*Exercise aim*.
Write out all entries word for word.
:: Supplied material
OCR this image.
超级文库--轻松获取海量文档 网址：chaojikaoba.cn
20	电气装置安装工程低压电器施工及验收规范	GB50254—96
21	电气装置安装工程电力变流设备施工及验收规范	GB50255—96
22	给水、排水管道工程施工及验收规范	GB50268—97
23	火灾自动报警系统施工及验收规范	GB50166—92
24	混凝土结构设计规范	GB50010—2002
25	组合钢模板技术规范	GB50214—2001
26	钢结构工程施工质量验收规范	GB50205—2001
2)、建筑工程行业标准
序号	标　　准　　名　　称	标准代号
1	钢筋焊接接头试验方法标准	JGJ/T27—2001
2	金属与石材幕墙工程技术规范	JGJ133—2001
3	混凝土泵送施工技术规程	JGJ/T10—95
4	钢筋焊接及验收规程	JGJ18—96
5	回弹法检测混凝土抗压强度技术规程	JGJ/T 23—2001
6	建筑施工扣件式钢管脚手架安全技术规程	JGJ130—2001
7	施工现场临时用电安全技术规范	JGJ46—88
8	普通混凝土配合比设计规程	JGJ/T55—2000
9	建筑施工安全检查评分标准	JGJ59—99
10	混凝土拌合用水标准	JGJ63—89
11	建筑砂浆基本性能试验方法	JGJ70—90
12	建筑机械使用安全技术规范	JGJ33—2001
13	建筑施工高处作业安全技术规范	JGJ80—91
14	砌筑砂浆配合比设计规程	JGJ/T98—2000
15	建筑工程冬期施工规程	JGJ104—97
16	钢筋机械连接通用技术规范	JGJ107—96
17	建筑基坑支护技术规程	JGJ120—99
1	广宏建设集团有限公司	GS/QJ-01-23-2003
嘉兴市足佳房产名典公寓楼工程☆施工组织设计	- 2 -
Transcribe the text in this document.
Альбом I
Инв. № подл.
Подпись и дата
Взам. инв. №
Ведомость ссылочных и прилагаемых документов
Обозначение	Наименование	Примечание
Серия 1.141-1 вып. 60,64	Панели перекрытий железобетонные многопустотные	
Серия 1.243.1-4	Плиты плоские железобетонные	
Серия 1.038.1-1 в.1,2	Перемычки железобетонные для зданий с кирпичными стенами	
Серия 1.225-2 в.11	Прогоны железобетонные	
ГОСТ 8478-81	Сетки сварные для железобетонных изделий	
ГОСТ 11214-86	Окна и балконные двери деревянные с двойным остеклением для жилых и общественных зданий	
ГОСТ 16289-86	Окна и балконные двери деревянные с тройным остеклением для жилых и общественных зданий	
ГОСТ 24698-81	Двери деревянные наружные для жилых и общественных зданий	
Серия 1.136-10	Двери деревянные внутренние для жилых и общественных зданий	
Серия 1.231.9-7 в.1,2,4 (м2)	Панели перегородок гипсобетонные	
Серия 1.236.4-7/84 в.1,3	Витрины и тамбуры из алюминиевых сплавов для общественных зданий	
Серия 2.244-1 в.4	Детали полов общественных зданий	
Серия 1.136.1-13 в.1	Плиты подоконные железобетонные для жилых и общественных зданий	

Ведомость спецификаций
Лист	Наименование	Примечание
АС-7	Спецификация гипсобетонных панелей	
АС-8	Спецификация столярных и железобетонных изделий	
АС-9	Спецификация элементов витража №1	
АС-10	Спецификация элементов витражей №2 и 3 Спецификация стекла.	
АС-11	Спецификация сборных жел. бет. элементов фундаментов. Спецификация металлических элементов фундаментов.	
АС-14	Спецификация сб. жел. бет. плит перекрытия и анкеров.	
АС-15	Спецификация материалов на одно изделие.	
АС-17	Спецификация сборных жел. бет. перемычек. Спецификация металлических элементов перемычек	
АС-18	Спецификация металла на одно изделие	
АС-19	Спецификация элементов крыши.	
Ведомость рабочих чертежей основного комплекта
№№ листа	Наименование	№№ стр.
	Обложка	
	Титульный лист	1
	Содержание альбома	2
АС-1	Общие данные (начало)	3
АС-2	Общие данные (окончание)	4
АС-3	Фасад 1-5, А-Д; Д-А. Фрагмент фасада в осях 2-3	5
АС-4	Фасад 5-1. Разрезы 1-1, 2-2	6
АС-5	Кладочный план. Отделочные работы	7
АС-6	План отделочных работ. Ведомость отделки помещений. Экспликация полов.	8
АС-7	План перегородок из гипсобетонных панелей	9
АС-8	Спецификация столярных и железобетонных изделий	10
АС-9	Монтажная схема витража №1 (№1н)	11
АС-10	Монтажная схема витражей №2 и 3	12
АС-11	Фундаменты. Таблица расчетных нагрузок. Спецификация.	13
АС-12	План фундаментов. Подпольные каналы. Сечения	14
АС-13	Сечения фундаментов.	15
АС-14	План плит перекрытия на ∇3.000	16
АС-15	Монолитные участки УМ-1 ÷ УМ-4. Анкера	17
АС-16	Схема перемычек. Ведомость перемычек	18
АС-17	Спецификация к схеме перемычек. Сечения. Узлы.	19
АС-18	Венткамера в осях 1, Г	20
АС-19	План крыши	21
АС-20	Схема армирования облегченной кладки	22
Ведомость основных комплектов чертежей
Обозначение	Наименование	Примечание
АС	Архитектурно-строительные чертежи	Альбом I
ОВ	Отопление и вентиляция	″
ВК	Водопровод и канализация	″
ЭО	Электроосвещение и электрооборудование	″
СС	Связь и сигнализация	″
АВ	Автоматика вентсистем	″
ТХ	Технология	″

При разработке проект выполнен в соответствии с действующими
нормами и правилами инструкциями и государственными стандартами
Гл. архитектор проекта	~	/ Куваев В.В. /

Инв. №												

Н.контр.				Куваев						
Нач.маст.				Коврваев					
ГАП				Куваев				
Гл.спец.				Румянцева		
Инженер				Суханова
::::
*Solved exercise*.
OCR this image.
超级文库--轻松获取海量文档 网址：chaojikaoba.cn
20	电气装置安装工程低压电器施工及验收规范	GB50254—96
21	电气装置安装工程电力变流设备施工及验收规范	GB50255—96
22	给水、排水管道工程施工及验收规范	GB50268—97
23	火灾自动报警系统施工及验收规范	GB50166—92
24	混凝土结构设计规范	GB50010—2002
25	组合钢模板技术规范	GB50214—2001
26	钢结构工程施工质量验收规范	GB50205—2001
2)、建筑工程行业标准
序号	标　　准　　名　　称	标准代号
1	钢筋焊接接头试验方法标准	JGJ/T27—2001
2	金属与石材幕墙工程技术规范	JGJ133—2001
3	混凝土泵送施工技术规程	JGJ/T10—95
4	钢筋焊接及验收规程	JGJ18—96
5	回弹法检测混凝土抗压强度技术规程	JGJ/T 23—2001
6	建筑施工扣件式钢管脚手架安全技术规程	JGJ130—2001
7	施工现场临时用电安全技术规范	JGJ46—88
8	普通混凝土配合比设计规程	JGJ/T55—2000
9	建筑施工安全检查评分标准	JGJ59—99
10	混凝土拌合用水标准	JGJ63—89
11	建筑砂浆基本性能试验方法	JGJ70—90
12	建筑机械使用安全技术规范	JGJ33—2001
13	建筑施工高处作业安全技术规范	JGJ80—91
14	砌筑砂浆配合比设计规程	JGJ/T98—2000
15	建筑工程冬期施工规程	JGJ104—97
16	钢筋机械连接通用技术规范	JGJ107—96
17	建筑基坑支护技术规程	JGJ120—99
1	广宏建设集团有限公司	GS/QJ-01-23-2003
嘉兴市足佳房产名典公寓楼工程☆施工组织设计	- 2 -
Transcribe the text in this document.
Альбом I
Инв. № подл.
Подпись и дата
Взам. инв. №
Ведомость ссылочных и прилагаемых документов
Обозначение	Наименование	Примечание
Серия 1.141-1 вып. 60,64	Панели перекрытий железобетонные многопустотные	
Серия 1.243.1-4	Плиты плоские железобетонные	
Серия 1.038.1-1 в.1,2	Перемычки железобетонные для зданий с кирпичными стенами	
Серия 1.225-2 в.11	Прогоны железобетонные	
ГОСТ 8478-81	Сетки сварные для железобетонных изделий	
ГОСТ 11214-86	Окна и балконные двери деревянные с двойным остеклением для жилых и общественных зданий	
ГОСТ 16289-86	Окна и балконные двери деревянные с тройным остеклением для жилых и общественных зданий	
ГОСТ 24698-81	Двери деревянные наружные для жилых и общественных зданий	
Серия 1.136-10	Двери деревянные внутренние для жилых и общественных зданий	
Серия 1.231.9-7 в.1,2,4 (м2)	Панели перегородок гипсобетонные	
Серия 1.236.4-7/84 в.1,3	Витрины и тамбуры из алюминиевых сплавов для общественных зданий	
Серия 2.244-1 в.4	Детали полов общественных зданий	
Серия 1.136.1-13 в.1	Плиты подоконные железобетонные для жилых и общественных зданий	

Ведомость спецификаций
Лист	Наименование	Примечание
АС-7	Спецификация гипсобетонных панелей	
АС-8	Спецификация столярных и железобетонных изделий	
АС-9	Спецификация элементов витража №1	
АС-10	Спецификация элементов витражей №2 и 3 Спецификация стекла.	
АС-11	Спецификация сборных жел. бет. элементов фундаментов. Спецификация металлических элементов фундаментов.	
АС-14	Спецификация сб. жел. бет. плит перекрытия и анкеров.	
АС-15	Спецификация материалов на одно изделие.	
АС-17	Спецификация сборных жел. бет. перемычек. Спецификация металлических элементов перемычек	
АС-18	Спецификация металла на одно изделие	
АС-19	Спецификация элементов крыши.	
Ведомость рабочих чертежей основного комплекта
№№ листа	Наименование	№№ стр.
	Обложка	
	Титульный лист	1
	Содержание альбома	2
АС-1	Общие данные (начало)	3
АС-2	Общие данные (окончание)	4
АС-3	Фасад 1-5, А-Д; Д-А. Фрагмент фасада в осях 2-3	5
АС-4	Фасад 5-1. Разрезы 1-1, 2-2	6
АС-5	Кладочный план. Отделочные работы	7
АС-6	План отделочных работ. Ведомость отделки помещений. Экспликация полов.	8
АС-7	План перегородок из гипсобетонных панелей	9
АС-8	Спецификация столярных и железобетонных изделий	10
АС-9	Монтажная схема витража №1 (№1н)	11
АС-10	Монтажная схема витражей №2 и 3	12
АС-11	Фундаменты. Таблица расчетных нагрузок. Спецификация.	13
АС-12	План фундаментов. Подпольные каналы. Сечения	14
АС-13	Сечения фундаментов.	15
АС-14	План плит перекрытия на ∇3.000	16
АС-15	Монолитные участки УМ-1 ÷ УМ-4. Анкера	17
АС-16	Схема перемычек. Ведомость перемычек	18
АС-17	Спецификация к схеме перемычек. Сечения. Узлы.	19
АС-18	Венткамера в осях 1, Г	20
АС-19	План крыши	21
АС-20	Схема армирования облегченной кладки	22
Ведомость основных комплектов чертежей
Обозначение	Наименование	Примечание
АС	Архитектурно-строительные чертежи	Альбом I
ОВ	Отопление и вентиляция	″
ВК	Водопровод и канализация	″
ЭО	Электроосвещение и электрооборудование	″
СС	Связь и сигнализация	″
АВ	Автоматика вентсистем	″
ТХ	Технология	″

При разработке проект выполнен в соответствии с действующими
нормами и правилами инструкциями и государственными стандартами
Гл. архитектор проекта	~	/ Куваев В.В. /

Инв. №												

Н.контр.				Куваев						
Нач.маст.				Коврваев					
ГАП				Куваев				
Гл.спец.				Румянцева		
Инженер				Суханова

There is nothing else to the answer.